YOUR OBJECTIVE → Transcribe the material in full, exactly as written.

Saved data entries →

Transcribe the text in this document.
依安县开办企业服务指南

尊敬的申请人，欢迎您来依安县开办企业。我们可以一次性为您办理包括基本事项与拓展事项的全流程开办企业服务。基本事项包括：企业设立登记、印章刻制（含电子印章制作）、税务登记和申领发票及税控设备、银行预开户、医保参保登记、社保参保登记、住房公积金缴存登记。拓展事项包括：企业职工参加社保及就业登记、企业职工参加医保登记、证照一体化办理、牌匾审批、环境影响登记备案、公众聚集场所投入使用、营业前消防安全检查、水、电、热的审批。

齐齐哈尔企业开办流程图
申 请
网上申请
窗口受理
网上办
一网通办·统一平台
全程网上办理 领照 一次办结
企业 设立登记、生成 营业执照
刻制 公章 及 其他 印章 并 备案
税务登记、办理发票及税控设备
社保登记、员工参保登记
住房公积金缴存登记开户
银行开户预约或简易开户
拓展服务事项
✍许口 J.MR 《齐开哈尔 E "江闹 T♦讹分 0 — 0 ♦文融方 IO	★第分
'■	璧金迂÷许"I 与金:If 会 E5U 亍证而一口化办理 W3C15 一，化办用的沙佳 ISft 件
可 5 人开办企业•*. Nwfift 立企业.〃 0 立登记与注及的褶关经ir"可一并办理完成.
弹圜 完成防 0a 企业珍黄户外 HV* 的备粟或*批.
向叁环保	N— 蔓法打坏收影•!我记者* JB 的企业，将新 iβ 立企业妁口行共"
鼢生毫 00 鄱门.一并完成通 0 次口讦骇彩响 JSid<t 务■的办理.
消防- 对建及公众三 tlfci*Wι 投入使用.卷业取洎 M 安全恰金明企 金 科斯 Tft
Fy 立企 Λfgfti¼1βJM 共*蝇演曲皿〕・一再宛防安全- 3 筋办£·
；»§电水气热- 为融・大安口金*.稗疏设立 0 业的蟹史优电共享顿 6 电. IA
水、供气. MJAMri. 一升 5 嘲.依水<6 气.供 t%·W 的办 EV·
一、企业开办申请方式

RESULT FOR THIS TASK →
Transcribe the text in this document.
依安县开办企业服务指南

尊敬的申请人，欢迎您来依安县开办企业。我们可以一次性为您办理包括基本事项与拓展事项的全流程开办企业服务。基本事项包括：企业设立登记、印章刻制（含电子印章制作）、税务登记和申领发票及税控设备、银行预开户、医保参保登记、社保参保登记、住房公积金缴存登记。拓展事项包括：企业职工参加社保及就业登记、企业职工参加医保登记、证照一体化办理、牌匾审批、环境影响登记备案、公众聚集场所投入使用、营业前消防安全检查、水、电、热的审批。

齐齐哈尔企业开办流程图
申 请
网上申请
窗口受理
网上办
一网通办·统一平台
全程网上办理 领照 一次办结
企业 设立登记、生成 营业执照
刻制 公章 及 其他 印章 并 备案
税务登记、办理发票及税控设备
社保登记、员工参保登记
住房公积金缴存登记开户
银行开户预约或简易开户
拓展服务事项
✍许口 J.MR 《齐开哈尔 E "江闹 T♦讹分 0 — 0 ♦文融方 IO	★第分
'■	璧金迂÷许"I 与金:If 会 E5U 亍证而一口化办理 W3C15 一，化办用的沙佳 ISft 件
可 5 人开办企业•*. Nwfift 立企业.〃 0 立登记与注及的褶关经ir"可一并办理完成.
弹圜 完成防 0a 企业珍黄户外 HV* 的备粟或*批.
向叁环保	N— 蔓法打坏收影•!我记者* JB 的企业，将新 iβ 立企业妁口行共"
鼢生毫 00 鄱门.一并完成通 0 次口讦骇彩响 JSid<t 务■的办理.
消防- 对建及公众三 tlfci*Wι 投入使用.卷业取洎 M 安全恰金明企 金 科斯 Tft
Fy 立企 Λfgfti¼1βJM 共*蝇演曲皿〕・一再宛防安全- 3 筋办£·
；»§电水气热- 为融・大安口金*.稗疏设立 0 业的蟹史优电共享顿 6 电. IA
水、供气. MJAMri. 一升 5 嘲.依水<6 气.供 t%·W 的办 EV·
一、企业开办申请方式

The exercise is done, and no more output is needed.